[SUPPLIED RECORDS]
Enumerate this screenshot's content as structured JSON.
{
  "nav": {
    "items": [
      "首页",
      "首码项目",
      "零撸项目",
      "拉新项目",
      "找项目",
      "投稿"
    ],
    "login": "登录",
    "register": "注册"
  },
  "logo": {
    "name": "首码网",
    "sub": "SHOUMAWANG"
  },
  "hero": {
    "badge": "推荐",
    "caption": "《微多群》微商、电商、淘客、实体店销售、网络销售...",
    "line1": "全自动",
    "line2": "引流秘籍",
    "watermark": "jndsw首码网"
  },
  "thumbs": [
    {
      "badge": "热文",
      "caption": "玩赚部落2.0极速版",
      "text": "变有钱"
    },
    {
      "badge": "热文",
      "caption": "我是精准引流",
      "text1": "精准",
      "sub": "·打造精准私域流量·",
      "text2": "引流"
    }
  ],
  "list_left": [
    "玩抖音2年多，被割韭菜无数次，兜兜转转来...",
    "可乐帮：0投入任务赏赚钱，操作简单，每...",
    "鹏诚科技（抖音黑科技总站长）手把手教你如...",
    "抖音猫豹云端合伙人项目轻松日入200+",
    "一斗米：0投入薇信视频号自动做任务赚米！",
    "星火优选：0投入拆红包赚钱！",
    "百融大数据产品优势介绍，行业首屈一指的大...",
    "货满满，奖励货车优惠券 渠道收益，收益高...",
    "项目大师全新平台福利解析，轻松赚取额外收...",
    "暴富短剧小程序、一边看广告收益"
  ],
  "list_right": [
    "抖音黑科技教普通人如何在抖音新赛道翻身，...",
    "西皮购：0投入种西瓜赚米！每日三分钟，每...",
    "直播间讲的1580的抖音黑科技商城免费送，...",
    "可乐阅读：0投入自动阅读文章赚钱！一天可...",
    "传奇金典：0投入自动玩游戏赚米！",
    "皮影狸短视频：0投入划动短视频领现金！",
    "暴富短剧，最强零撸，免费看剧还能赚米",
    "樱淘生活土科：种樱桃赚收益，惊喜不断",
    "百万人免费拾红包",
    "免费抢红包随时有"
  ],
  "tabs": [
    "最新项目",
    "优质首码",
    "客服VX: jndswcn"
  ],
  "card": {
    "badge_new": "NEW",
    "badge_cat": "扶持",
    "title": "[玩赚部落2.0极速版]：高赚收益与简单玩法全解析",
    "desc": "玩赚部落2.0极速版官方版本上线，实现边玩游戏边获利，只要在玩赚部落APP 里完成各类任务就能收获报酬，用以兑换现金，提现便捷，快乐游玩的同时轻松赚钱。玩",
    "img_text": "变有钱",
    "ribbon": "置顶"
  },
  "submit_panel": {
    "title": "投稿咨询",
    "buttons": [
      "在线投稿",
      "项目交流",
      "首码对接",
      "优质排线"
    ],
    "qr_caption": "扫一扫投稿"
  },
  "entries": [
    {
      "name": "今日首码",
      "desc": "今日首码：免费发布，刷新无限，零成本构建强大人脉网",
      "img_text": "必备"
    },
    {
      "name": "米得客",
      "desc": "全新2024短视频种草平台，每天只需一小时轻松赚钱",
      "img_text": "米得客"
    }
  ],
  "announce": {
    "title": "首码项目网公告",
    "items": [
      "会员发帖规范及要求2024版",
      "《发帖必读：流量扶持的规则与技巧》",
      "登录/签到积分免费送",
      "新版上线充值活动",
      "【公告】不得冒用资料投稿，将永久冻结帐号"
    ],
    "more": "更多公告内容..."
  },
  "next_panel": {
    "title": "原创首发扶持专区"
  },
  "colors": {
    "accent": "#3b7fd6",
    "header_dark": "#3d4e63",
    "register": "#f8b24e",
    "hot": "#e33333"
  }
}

[SET EXERCISE]
Repeat the material above in full, keeping every word.

[SOLVED EXERCISE]
Enumerate this screenshot's content as structured JSON.
{
  "nav": {
    "items": [
      "首页",
      "首码项目",
      "零撸项目",
      "拉新项目",
      "找项目",
      "投稿"
    ],
    "login": "登录",
    "register": "注册"
  },
  "logo": {
    "name": "首码网",
    "sub": "SHOUMAWANG"
  },
  "hero": {
    "badge": "推荐",
    "caption": "《微多群》微商、电商、淘客、实体店销售、网络销售...",
    "line1": "全自动",
    "line2": "引流秘籍",
    "watermark": "jndsw首码网"
  },
  "thumbs": [
    {
      "badge": "热文",
      "caption": "玩赚部落2.0极速版",
      "text": "变有钱"
    },
    {
      "badge": "热文",
      "caption": "我是精准引流",
      "text1": "精准",
      "sub": "·打造精准私域流量·",
      "text2": "引流"
    }
  ],
  "list_left": [
    "玩抖音2年多，被割韭菜无数次，兜兜转转来...",
    "可乐帮：0投入任务赏赚钱，操作简单，每...",
    "鹏诚科技（抖音黑科技总站长）手把手教你如...",
    "抖音猫豹云端合伙人项目轻松日入200+",
    "一斗米：0投入薇信视频号自动做任务赚米！",
    "星火优选：0投入拆红包赚钱！",
    "百融大数据产品优势介绍，行业首屈一指的大...",
    "货满满，奖励货车优惠券 渠道收益，收益高...",
    "项目大师全新平台福利解析，轻松赚取额外收...",
    "暴富短剧小程序、一边看广告收益"
  ],
  "list_right": [
    "抖音黑科技教普通人如何在抖音新赛道翻身，...",
    "西皮购：0投入种西瓜赚米！每日三分钟，每...",
    "直播间讲的1580的抖音黑科技商城免费送，...",
    "可乐阅读：0投入自动阅读文章赚钱！一天可...",
    "传奇金典：0投入自动玩游戏赚米！",
    "皮影狸短视频：0投入划动短视频领现金！",
    "暴富短剧，最强零撸，免费看剧还能赚米",
    "樱淘生活土科：种樱桃赚收益，惊喜不断",
    "百万人免费拾红包",
    "免费抢红包随时有"
  ],
  "tabs": [
    "最新项目",
    "优质首码",
    "客服VX: jndswcn"
  ],
  "card": {
    "badge_new": "NEW",
    "badge_cat": "扶持",
    "title": "[玩赚部落2.0极速版]：高赚收益与简单玩法全解析",
    "desc": "玩赚部落2.0极速版官方版本上线，实现边玩游戏边获利，只要在玩赚部落APP 里完成各类任务就能收获报酬，用以兑换现金，提现便捷，快乐游玩的同时轻松赚钱。玩",
    "img_text": "变有钱",
    "ribbon": "置顶"
  },
  "submit_panel": {
    "title": "投稿咨询",
    "buttons": [
      "在线投稿",
      "项目交流",
      "首码对接",
      "优质排线"
    ],
    "qr_caption": "扫一扫投稿"
  },
  "entries": [
    {
      "name": "今日首码",
      "desc": "今日首码：免费发布，刷新无限，零成本构建强大人脉网",
      "img_text": "必备"
    },
    {
      "name": "米得客",
      "desc": "全新2024短视频种草平台，每天只需一小时轻松赚钱",
      "img_text": "米得客"
    }
  ],
  "announce": {
    "title": "首码项目网公告",
    "items": [
      "会员发帖规范及要求2024版",
      "《发帖必读：流量扶持的规则与技巧》",
      "登录/签到积分免费送",
      "新版上线充值活动",
      "【公告】不得冒用资料投稿，将永久冻结帐号"
    ],
    "more": "更多公告内容..."
  },
  "next_panel": {
    "title": "原创首发扶持专区"
  },
  "colors": {
    "accent": "#3b7fd6",
    "header_dark": "#3d4e63",
    "register": "#f8b24e",
    "hot": "#e33333"
  }
}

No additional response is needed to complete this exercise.